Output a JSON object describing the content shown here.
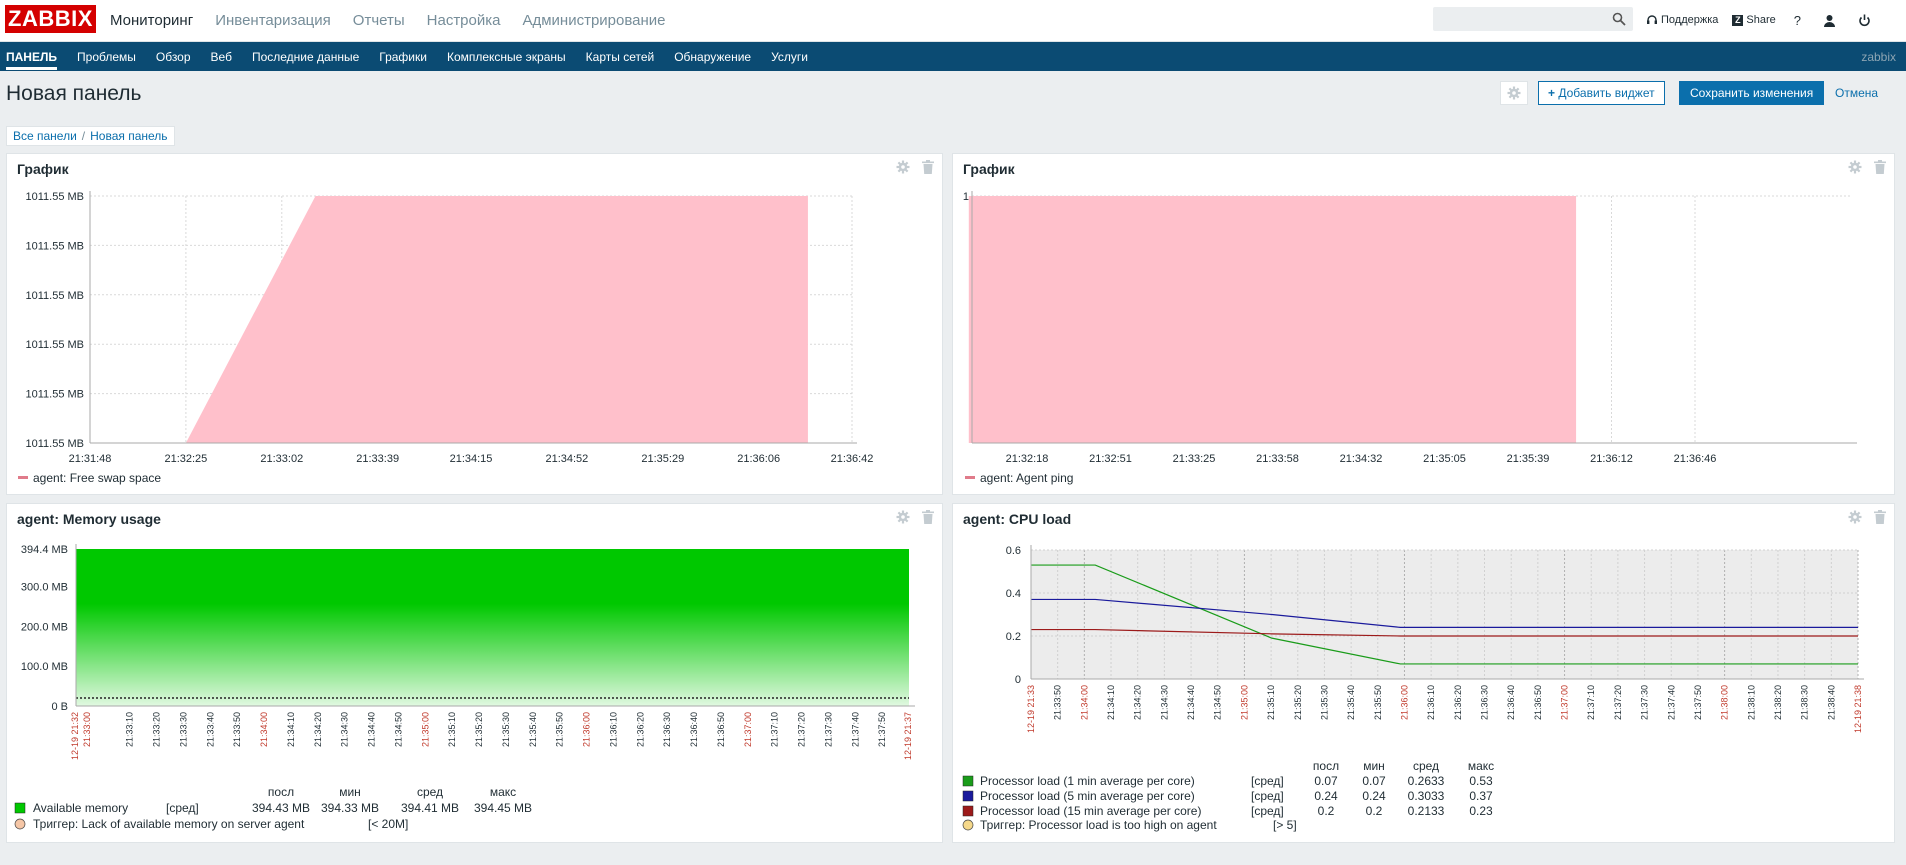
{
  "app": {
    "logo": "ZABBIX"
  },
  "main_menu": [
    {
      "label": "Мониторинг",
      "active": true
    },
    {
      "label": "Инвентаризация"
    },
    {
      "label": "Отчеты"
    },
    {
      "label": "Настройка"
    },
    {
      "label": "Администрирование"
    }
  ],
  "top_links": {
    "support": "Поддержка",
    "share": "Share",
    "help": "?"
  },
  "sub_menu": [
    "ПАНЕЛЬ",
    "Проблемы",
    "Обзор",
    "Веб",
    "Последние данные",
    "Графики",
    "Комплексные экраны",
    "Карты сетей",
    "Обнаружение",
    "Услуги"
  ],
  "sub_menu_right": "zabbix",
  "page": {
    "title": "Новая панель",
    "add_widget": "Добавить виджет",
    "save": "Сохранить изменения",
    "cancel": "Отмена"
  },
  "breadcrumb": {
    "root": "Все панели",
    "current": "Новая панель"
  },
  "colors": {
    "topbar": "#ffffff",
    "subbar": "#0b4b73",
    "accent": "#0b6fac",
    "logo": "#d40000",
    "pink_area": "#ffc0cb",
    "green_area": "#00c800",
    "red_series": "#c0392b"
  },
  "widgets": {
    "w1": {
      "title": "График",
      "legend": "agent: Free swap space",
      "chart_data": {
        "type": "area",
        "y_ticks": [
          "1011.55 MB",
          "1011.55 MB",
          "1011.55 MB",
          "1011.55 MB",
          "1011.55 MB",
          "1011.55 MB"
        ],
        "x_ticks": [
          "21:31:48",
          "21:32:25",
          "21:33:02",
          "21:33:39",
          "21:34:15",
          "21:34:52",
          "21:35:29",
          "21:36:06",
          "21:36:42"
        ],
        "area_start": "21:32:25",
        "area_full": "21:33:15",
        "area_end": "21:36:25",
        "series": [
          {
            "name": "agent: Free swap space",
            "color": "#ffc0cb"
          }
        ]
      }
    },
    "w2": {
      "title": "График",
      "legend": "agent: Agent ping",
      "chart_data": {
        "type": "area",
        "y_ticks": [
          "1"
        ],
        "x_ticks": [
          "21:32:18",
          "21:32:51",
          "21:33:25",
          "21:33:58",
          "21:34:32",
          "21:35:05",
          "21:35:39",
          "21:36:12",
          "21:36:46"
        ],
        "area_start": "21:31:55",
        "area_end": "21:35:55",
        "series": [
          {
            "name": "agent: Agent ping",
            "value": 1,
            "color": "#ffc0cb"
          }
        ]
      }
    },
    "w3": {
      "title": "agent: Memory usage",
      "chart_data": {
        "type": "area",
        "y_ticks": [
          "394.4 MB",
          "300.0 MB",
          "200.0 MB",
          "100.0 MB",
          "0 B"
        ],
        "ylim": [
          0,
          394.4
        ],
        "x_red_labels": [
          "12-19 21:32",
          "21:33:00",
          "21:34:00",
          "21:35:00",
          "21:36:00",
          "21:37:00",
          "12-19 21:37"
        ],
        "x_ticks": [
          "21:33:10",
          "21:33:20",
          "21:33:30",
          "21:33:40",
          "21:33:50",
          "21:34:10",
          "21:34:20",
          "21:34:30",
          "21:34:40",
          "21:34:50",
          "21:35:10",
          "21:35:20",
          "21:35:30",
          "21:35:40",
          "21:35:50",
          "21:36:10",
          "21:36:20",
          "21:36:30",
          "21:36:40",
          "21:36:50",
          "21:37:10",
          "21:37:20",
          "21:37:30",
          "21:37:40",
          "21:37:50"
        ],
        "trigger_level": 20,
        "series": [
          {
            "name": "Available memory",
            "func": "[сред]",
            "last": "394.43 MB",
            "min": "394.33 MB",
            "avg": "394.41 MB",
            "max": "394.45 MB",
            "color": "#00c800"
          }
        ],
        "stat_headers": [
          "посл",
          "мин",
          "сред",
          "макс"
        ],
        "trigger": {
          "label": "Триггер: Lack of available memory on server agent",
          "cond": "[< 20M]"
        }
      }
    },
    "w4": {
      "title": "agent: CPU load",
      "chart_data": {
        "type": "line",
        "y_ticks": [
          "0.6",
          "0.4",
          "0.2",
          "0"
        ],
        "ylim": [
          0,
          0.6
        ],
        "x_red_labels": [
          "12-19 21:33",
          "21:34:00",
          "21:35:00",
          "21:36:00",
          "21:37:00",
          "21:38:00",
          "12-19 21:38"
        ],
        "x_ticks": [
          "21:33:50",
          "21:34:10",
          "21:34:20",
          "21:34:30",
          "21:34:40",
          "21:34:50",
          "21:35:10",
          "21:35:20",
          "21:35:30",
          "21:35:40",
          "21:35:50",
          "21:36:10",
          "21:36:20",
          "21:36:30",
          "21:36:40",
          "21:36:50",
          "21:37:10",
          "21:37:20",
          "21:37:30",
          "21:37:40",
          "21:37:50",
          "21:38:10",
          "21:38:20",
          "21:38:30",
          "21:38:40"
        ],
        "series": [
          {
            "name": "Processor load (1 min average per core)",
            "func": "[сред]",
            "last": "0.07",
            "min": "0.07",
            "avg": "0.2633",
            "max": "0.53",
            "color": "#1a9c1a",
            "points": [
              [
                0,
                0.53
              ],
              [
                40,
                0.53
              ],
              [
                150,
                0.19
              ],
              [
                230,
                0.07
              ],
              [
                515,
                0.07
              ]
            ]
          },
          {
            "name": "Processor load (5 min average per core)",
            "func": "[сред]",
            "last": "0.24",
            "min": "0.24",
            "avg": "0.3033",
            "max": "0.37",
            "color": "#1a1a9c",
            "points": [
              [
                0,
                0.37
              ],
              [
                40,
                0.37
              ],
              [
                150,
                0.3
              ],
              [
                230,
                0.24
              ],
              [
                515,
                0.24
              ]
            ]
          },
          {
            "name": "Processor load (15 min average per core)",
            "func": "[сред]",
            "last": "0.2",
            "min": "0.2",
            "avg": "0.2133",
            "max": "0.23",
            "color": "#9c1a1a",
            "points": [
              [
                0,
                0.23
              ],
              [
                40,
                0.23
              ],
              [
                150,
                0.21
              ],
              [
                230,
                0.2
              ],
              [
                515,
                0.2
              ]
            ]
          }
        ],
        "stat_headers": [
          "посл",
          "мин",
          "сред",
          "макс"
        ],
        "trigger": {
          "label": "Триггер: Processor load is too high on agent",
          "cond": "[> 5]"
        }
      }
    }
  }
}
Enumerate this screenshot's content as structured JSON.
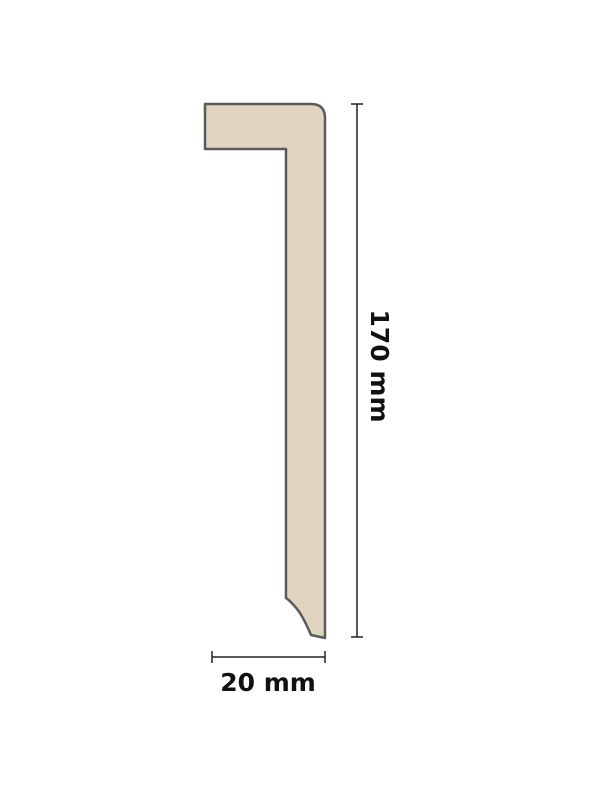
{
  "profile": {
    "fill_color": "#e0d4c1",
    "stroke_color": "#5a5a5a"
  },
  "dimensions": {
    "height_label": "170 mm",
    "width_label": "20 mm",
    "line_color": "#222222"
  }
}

Required work :: Lines containing "Processor" are to be counted. State the total and add nothing.

Complete answer :: 4